It's in the Eyes of the Beholder

By Dr. Sonny (Sandeep) S. Kohli, MD FRCPC

Imagine someone you love has just been in a serious car accident and is being transferred to a nearby hospital. If that isn't traumatic enough, now imagine that you arrive at the Emergency Room only to discover that your loved one has had a cardiac arrest and is undergoing emergency efforts to save their life.

Would you want to witness your loved one's resuscitation?

A "Code Blue", as it is called in hospitals, often involves many doctors and nurses rushing to your family member's bedside in the event of a cardiac arrest. They are tense situations to say the least. Chest compressions, electric shocks delivered to the heart (defibrillation), insertion of a breathing tube (intubation), and insertion of special intravenous lines into the body's deeper veins; are just a few of the procedures often performed to save someone's life.

They are not easy to watch or perform, even for health care providers who must do them time and time again.

I am a critical care physician (i.e. I practice in the Intensive Care Unit) and I'm often faced with the dilemma of whether or not a patient's immediate family should be present during resuscitation.

The easy answer from a health care provider's perspective is often an adamant "no way!" We tend to think that a loved one's presence, although good intentioned, does more harm than good.

Nurses at my ICU cited a variety of reasons for this. "It is stressful for us to have the family around when we are performing CPR!" said one nurse who recalls feeling performance anxiety as a frantic mother looked on during the resuscitation of her young son. A respiratory therapist recalls an emotional husband inadvertently getting in the way during his wife's intubation for her pneumonia. "I couldn't secure her airway because he was sobbing at her bedside." It also deserves mention that nurses and doctors are often so absorbed during a Code Blue, that little time is available to attend to a family member's emotional needs.

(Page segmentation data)
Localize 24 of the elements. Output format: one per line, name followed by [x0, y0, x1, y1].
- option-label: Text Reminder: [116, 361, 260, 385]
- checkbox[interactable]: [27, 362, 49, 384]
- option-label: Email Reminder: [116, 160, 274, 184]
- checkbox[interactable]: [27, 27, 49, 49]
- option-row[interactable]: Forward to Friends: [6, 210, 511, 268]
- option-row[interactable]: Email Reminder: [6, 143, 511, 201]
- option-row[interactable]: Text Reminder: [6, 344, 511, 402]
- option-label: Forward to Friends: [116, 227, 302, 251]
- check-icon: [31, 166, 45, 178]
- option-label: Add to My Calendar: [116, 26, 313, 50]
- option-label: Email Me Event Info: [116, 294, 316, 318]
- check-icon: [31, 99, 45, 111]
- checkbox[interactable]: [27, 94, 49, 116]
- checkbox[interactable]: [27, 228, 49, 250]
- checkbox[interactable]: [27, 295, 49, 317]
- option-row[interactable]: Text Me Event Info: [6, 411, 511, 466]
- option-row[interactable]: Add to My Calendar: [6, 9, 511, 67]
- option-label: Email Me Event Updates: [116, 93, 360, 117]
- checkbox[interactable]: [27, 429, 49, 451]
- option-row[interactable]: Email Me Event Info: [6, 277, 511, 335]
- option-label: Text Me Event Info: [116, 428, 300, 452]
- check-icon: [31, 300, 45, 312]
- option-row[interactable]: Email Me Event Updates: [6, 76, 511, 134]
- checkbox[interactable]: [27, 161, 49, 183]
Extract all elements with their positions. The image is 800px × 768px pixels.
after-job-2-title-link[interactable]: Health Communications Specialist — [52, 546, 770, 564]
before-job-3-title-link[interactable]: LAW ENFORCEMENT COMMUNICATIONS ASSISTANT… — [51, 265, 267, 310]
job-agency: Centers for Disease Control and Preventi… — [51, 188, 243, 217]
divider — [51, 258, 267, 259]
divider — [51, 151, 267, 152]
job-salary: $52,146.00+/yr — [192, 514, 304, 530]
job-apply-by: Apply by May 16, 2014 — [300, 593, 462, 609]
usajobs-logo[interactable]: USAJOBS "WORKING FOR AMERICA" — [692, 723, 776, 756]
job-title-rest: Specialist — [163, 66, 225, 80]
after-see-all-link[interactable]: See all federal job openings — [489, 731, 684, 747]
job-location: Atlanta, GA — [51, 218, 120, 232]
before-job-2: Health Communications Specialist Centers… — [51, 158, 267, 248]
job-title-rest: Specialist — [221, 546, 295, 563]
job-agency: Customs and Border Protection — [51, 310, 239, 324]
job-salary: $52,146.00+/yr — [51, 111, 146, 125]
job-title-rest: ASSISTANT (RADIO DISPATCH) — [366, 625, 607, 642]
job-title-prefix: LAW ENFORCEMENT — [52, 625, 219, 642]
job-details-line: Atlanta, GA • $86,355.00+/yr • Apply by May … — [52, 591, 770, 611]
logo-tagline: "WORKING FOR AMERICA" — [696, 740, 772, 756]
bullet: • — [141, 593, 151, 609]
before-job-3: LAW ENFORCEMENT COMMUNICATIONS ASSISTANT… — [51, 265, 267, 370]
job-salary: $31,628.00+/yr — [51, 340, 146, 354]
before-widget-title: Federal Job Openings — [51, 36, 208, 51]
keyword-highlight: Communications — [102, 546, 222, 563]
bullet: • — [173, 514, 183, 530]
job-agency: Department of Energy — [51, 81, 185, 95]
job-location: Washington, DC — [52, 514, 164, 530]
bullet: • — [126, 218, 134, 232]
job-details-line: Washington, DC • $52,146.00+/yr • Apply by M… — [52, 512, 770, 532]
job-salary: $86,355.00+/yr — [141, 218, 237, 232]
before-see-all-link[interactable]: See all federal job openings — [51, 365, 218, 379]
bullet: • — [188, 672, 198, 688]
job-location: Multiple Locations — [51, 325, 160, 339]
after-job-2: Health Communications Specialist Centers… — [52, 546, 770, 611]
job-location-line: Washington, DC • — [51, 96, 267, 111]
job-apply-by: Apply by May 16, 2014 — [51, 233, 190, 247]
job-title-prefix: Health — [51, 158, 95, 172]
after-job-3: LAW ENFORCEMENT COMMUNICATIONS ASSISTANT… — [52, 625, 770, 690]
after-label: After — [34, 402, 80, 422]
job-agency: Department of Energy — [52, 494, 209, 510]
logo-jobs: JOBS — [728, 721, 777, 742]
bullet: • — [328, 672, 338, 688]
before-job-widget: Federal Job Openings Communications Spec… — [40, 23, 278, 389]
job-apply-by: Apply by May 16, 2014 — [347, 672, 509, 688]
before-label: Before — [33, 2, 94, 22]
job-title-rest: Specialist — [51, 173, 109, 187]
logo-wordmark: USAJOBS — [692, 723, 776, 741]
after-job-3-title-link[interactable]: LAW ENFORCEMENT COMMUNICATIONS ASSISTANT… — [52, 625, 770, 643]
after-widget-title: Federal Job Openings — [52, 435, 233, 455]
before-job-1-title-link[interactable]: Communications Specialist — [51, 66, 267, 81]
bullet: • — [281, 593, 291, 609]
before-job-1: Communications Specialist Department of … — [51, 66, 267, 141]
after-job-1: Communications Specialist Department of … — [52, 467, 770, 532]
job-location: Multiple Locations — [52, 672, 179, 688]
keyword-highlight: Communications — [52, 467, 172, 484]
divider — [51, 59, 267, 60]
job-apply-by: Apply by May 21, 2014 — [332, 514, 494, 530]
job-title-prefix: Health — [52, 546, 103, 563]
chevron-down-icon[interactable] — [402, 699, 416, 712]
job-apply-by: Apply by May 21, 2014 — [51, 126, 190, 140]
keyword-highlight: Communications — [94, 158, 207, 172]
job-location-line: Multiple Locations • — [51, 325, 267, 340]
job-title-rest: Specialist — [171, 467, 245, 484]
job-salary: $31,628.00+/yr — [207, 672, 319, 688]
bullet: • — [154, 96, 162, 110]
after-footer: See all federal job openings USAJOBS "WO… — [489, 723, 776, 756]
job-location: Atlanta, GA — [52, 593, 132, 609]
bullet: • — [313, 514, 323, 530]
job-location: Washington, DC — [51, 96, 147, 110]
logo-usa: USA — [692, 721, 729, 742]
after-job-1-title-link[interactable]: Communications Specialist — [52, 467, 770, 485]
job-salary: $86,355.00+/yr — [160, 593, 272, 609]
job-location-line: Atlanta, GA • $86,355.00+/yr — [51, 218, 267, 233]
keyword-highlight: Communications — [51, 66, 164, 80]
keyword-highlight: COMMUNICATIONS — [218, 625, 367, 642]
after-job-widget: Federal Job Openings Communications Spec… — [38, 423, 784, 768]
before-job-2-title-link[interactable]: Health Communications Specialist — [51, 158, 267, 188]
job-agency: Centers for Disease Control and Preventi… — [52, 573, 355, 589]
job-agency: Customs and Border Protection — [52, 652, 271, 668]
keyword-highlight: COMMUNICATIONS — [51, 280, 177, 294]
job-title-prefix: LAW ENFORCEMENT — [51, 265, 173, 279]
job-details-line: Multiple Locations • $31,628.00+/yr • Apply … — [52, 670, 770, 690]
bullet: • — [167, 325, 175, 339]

— Exercise set —
[a] Answer these questions from the article on family presence during resuscitation:
(i) What do hospitals call the emergency response to a cardiac arrest?
(ii) In which hospital unit does the author practice?
(iii) What stopped the respiratory therapist from securing the wife's airway?
[b] In the article on family presence during resuscitation, rewrite the paragraph that begins "Nurses at my ICU cited" as a short list of the reasons it gives.

— List of answers —
[a]
(i) A "Code Blue."
(ii) The Intensive Care Unit.
(iii) Her husband was sobbing at her bedside.

[b]
Reasons ICU staff gave against having family present during resuscitation:
- It is stressful for staff performing CPR. One nurse recalled feeling performance anxiety as a frantic mother watched her young son being resuscitated.
- Family members can get in the way. A respiratory therapist recalled an emotional husband, sobbing at his wife's bedside, preventing the therapist from securing her airway during intubation for pneumonia.
- During a Code Blue, nurses and doctors are so absorbed that they have little time to attend to a family member's emotional needs.